Dataset items
▬▬▬▬▬▬▬▬▬▬

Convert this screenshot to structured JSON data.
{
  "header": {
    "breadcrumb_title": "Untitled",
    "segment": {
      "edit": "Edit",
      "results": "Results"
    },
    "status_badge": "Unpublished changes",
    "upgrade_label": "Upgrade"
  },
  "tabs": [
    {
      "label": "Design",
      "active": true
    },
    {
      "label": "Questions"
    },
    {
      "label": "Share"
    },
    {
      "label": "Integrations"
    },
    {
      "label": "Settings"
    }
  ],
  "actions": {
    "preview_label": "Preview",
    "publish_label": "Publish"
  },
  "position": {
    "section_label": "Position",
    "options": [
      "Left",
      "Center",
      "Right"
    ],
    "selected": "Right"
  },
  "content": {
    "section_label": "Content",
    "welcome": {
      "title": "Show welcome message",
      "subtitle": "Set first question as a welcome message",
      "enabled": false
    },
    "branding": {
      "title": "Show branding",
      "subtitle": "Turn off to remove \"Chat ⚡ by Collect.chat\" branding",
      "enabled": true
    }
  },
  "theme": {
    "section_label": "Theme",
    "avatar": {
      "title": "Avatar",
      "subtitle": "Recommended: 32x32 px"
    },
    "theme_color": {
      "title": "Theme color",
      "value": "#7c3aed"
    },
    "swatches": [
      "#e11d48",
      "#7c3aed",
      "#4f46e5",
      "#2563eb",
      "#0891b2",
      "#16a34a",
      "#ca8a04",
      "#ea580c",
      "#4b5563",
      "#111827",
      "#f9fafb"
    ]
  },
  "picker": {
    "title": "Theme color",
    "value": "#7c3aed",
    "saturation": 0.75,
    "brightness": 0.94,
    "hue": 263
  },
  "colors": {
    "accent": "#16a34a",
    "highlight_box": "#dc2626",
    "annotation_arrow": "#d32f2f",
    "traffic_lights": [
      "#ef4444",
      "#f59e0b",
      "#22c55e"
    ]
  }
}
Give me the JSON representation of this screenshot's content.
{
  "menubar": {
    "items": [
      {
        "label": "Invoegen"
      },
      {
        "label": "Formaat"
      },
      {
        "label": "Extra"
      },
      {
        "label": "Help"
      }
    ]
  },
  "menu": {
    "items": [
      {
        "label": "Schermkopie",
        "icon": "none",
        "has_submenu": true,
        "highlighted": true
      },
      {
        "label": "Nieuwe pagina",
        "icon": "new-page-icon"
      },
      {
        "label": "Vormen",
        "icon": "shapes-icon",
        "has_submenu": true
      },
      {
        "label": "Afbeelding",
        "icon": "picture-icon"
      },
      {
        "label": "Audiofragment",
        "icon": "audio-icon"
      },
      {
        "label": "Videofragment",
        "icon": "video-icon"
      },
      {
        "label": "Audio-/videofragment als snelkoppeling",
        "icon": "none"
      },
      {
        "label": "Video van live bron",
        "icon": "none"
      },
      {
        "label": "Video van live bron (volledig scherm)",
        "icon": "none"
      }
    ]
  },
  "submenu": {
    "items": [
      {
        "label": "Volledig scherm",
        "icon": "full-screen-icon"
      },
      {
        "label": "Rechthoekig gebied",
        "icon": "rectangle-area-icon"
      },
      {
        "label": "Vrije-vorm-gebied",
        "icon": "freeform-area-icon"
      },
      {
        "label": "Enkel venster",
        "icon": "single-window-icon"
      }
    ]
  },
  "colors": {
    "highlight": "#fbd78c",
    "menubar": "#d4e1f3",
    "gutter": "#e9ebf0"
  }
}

▬▬▬▬▬▬▬▬▬▬

Problem to solve
Select from the material above each line in which the string "bron" appears, and list those lines.

The output
        "label": "Video van live bron",
        "label": "Video van live bron (volledig scherm)",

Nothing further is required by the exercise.